## BEGIN DATASET CONTENT
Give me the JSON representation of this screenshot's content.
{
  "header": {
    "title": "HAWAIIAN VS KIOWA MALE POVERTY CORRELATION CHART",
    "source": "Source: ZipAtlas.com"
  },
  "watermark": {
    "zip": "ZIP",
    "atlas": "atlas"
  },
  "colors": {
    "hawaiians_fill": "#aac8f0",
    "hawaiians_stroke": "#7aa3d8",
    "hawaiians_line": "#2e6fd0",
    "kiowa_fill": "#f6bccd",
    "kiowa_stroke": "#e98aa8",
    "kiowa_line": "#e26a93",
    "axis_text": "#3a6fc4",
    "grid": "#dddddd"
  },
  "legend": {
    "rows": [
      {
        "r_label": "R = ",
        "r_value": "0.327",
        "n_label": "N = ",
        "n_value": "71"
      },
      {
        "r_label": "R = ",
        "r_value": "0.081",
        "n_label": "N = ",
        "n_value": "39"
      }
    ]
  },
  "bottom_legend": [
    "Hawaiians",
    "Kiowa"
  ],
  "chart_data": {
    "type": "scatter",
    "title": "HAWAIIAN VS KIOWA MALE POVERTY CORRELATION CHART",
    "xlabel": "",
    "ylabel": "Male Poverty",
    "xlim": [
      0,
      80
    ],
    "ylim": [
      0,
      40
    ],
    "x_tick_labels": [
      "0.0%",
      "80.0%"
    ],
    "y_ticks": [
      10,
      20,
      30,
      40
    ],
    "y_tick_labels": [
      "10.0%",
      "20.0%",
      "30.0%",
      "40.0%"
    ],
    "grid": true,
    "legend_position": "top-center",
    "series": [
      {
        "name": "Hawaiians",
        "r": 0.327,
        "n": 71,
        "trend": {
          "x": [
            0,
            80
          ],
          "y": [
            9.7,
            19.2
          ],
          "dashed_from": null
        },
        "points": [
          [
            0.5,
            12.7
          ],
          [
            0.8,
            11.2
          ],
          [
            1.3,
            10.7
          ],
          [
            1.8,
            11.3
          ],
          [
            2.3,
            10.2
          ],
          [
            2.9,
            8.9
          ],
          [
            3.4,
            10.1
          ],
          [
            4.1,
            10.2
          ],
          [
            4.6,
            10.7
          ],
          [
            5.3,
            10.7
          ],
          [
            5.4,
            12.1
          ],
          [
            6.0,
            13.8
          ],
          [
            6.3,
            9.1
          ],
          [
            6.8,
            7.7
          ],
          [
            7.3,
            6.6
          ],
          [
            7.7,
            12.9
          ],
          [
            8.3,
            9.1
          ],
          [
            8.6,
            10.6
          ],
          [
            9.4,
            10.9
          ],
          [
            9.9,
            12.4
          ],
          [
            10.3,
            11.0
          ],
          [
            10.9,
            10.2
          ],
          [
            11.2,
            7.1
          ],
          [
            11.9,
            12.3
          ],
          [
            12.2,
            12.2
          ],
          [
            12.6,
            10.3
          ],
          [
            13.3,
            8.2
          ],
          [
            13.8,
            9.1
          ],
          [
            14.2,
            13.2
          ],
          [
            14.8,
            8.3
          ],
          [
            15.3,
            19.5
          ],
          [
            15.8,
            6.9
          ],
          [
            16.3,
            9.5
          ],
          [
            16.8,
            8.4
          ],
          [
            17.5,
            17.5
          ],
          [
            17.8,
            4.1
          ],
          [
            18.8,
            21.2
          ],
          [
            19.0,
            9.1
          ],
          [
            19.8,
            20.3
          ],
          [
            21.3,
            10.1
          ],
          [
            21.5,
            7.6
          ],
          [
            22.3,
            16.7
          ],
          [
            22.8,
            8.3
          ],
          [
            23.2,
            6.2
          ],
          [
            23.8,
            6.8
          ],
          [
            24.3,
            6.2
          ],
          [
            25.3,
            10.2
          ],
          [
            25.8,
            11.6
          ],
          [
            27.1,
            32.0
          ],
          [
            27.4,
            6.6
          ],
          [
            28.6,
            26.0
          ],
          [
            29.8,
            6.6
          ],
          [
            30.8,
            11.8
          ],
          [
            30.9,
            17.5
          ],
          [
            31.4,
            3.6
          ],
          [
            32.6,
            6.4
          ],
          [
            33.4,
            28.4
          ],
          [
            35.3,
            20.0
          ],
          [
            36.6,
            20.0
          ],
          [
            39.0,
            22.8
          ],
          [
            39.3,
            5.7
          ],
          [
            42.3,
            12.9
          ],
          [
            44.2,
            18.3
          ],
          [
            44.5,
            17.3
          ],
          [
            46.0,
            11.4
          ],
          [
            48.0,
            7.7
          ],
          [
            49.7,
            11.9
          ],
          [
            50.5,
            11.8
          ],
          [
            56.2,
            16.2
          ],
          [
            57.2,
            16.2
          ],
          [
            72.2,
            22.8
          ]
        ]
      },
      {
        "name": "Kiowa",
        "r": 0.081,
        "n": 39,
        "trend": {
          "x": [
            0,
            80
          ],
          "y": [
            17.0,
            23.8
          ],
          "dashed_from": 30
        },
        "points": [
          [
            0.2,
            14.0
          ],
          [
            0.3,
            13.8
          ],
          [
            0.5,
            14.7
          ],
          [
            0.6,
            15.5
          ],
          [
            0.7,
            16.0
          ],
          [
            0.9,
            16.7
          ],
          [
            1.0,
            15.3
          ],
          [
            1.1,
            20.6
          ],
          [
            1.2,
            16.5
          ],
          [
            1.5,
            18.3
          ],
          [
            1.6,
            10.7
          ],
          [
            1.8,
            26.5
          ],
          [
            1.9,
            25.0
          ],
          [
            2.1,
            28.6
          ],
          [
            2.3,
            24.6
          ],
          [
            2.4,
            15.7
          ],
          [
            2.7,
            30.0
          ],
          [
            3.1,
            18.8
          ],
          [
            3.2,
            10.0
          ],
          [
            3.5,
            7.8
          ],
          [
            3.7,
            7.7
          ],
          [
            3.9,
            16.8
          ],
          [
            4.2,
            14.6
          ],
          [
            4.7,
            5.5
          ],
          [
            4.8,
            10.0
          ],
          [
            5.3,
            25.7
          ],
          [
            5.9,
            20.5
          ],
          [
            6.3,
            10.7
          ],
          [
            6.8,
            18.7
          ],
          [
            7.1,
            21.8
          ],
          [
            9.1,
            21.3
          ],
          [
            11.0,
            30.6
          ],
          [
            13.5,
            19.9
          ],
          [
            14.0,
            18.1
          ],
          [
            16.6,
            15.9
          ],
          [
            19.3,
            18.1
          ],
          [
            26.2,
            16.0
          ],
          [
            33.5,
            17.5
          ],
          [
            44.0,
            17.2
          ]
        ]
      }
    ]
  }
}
## END DATASET CONTENT
DIRECTION
All of the data needs to be printed once more, exactly.

SOLUTION TO THIS PROBLEM
Give me the JSON representation of this screenshot's content.
{
  "header": {
    "title": "HAWAIIAN VS KIOWA MALE POVERTY CORRELATION CHART",
    "source": "Source: ZipAtlas.com"
  },
  "watermark": {
    "zip": "ZIP",
    "atlas": "atlas"
  },
  "colors": {
    "hawaiians_fill": "#aac8f0",
    "hawaiians_stroke": "#7aa3d8",
    "hawaiians_line": "#2e6fd0",
    "kiowa_fill": "#f6bccd",
    "kiowa_stroke": "#e98aa8",
    "kiowa_line": "#e26a93",
    "axis_text": "#3a6fc4",
    "grid": "#dddddd"
  },
  "legend": {
    "rows": [
      {
        "r_label": "R = ",
        "r_value": "0.327",
        "n_label": "N = ",
        "n_value": "71"
      },
      {
        "r_label": "R = ",
        "r_value": "0.081",
        "n_label": "N = ",
        "n_value": "39"
      }
    ]
  },
  "bottom_legend": [
    "Hawaiians",
    "Kiowa"
  ],
  "chart_data": {
    "type": "scatter",
    "title": "HAWAIIAN VS KIOWA MALE POVERTY CORRELATION CHART",
    "xlabel": "",
    "ylabel": "Male Poverty",
    "xlim": [
      0,
      80
    ],
    "ylim": [
      0,
      40
    ],
    "x_tick_labels": [
      "0.0%",
      "80.0%"
    ],
    "y_ticks": [
      10,
      20,
      30,
      40
    ],
    "y_tick_labels": [
      "10.0%",
      "20.0%",
      "30.0%",
      "40.0%"
    ],
    "grid": true,
    "legend_position": "top-center",
    "series": [
      {
        "name": "Hawaiians",
        "r": 0.327,
        "n": 71,
        "trend": {
          "x": [
            0,
            80
          ],
          "y": [
            9.7,
            19.2
          ],
          "dashed_from": null
        },
        "points": [
          [
            0.5,
            12.7
          ],
          [
            0.8,
            11.2
          ],
          [
            1.3,
            10.7
          ],
          [
            1.8,
            11.3
          ],
          [
            2.3,
            10.2
          ],
          [
            2.9,
            8.9
          ],
          [
            3.4,
            10.1
          ],
          [
            4.1,
            10.2
          ],
          [
            4.6,
            10.7
          ],
          [
            5.3,
            10.7
          ],
          [
            5.4,
            12.1
          ],
          [
            6.0,
            13.8
          ],
          [
            6.3,
            9.1
          ],
          [
            6.8,
            7.7
          ],
          [
            7.3,
            6.6
          ],
          [
            7.7,
            12.9
          ],
          [
            8.3,
            9.1
          ],
          [
            8.6,
            10.6
          ],
          [
            9.4,
            10.9
          ],
          [
            9.9,
            12.4
          ],
          [
            10.3,
            11.0
          ],
          [
            10.9,
            10.2
          ],
          [
            11.2,
            7.1
          ],
          [
            11.9,
            12.3
          ],
          [
            12.2,
            12.2
          ],
          [
            12.6,
            10.3
          ],
          [
            13.3,
            8.2
          ],
          [
            13.8,
            9.1
          ],
          [
            14.2,
            13.2
          ],
          [
            14.8,
            8.3
          ],
          [
            15.3,
            19.5
          ],
          [
            15.8,
            6.9
          ],
          [
            16.3,
            9.5
          ],
          [
            16.8,
            8.4
          ],
          [
            17.5,
            17.5
          ],
          [
            17.8,
            4.1
          ],
          [
            18.8,
            21.2
          ],
          [
            19.0,
            9.1
          ],
          [
            19.8,
            20.3
          ],
          [
            21.3,
            10.1
          ],
          [
            21.5,
            7.6
          ],
          [
            22.3,
            16.7
          ],
          [
            22.8,
            8.3
          ],
          [
            23.2,
            6.2
          ],
          [
            23.8,
            6.8
          ],
          [
            24.3,
            6.2
          ],
          [
            25.3,
            10.2
          ],
          [
            25.8,
            11.6
          ],
          [
            27.1,
            32.0
          ],
          [
            27.4,
            6.6
          ],
          [
            28.6,
            26.0
          ],
          [
            29.8,
            6.6
          ],
          [
            30.8,
            11.8
          ],
          [
            30.9,
            17.5
          ],
          [
            31.4,
            3.6
          ],
          [
            32.6,
            6.4
          ],
          [
            33.4,
            28.4
          ],
          [
            35.3,
            20.0
          ],
          [
            36.6,
            20.0
          ],
          [
            39.0,
            22.8
          ],
          [
            39.3,
            5.7
          ],
          [
            42.3,
            12.9
          ],
          [
            44.2,
            18.3
          ],
          [
            44.5,
            17.3
          ],
          [
            46.0,
            11.4
          ],
          [
            48.0,
            7.7
          ],
          [
            49.7,
            11.9
          ],
          [
            50.5,
            11.8
          ],
          [
            56.2,
            16.2
          ],
          [
            57.2,
            16.2
          ],
          [
            72.2,
            22.8
          ]
        ]
      },
      {
        "name": "Kiowa",
        "r": 0.081,
        "n": 39,
        "trend": {
          "x": [
            0,
            80
          ],
          "y": [
            17.0,
            23.8
          ],
          "dashed_from": 30
        },
        "points": [
          [
            0.2,
            14.0
          ],
          [
            0.3,
            13.8
          ],
          [
            0.5,
            14.7
          ],
          [
            0.6,
            15.5
          ],
          [
            0.7,
            16.0
          ],
          [
            0.9,
            16.7
          ],
          [
            1.0,
            15.3
          ],
          [
            1.1,
            20.6
          ],
          [
            1.2,
            16.5
          ],
          [
            1.5,
            18.3
          ],
          [
            1.6,
            10.7
          ],
          [
            1.8,
            26.5
          ],
          [
            1.9,
            25.0
          ],
          [
            2.1,
            28.6
          ],
          [
            2.3,
            24.6
          ],
          [
            2.4,
            15.7
          ],
          [
            2.7,
            30.0
          ],
          [
            3.1,
            18.8
          ],
          [
            3.2,
            10.0
          ],
          [
            3.5,
            7.8
          ],
          [
            3.7,
            7.7
          ],
          [
            3.9,
            16.8
          ],
          [
            4.2,
            14.6
          ],
          [
            4.7,
            5.5
          ],
          [
            4.8,
            10.0
          ],
          [
            5.3,
            25.7
          ],
          [
            5.9,
            20.5
          ],
          [
            6.3,
            10.7
          ],
          [
            6.8,
            18.7
          ],
          [
            7.1,
            21.8
          ],
          [
            9.1,
            21.3
          ],
          [
            11.0,
            30.6
          ],
          [
            13.5,
            19.9
          ],
          [
            14.0,
            18.1
          ],
          [
            16.6,
            15.9
          ],
          [
            19.3,
            18.1
          ],
          [
            26.2,
            16.0
          ],
          [
            33.5,
            17.5
          ],
          [
            44.0,
            17.2
          ]
        ]
      }
    ]
  }
}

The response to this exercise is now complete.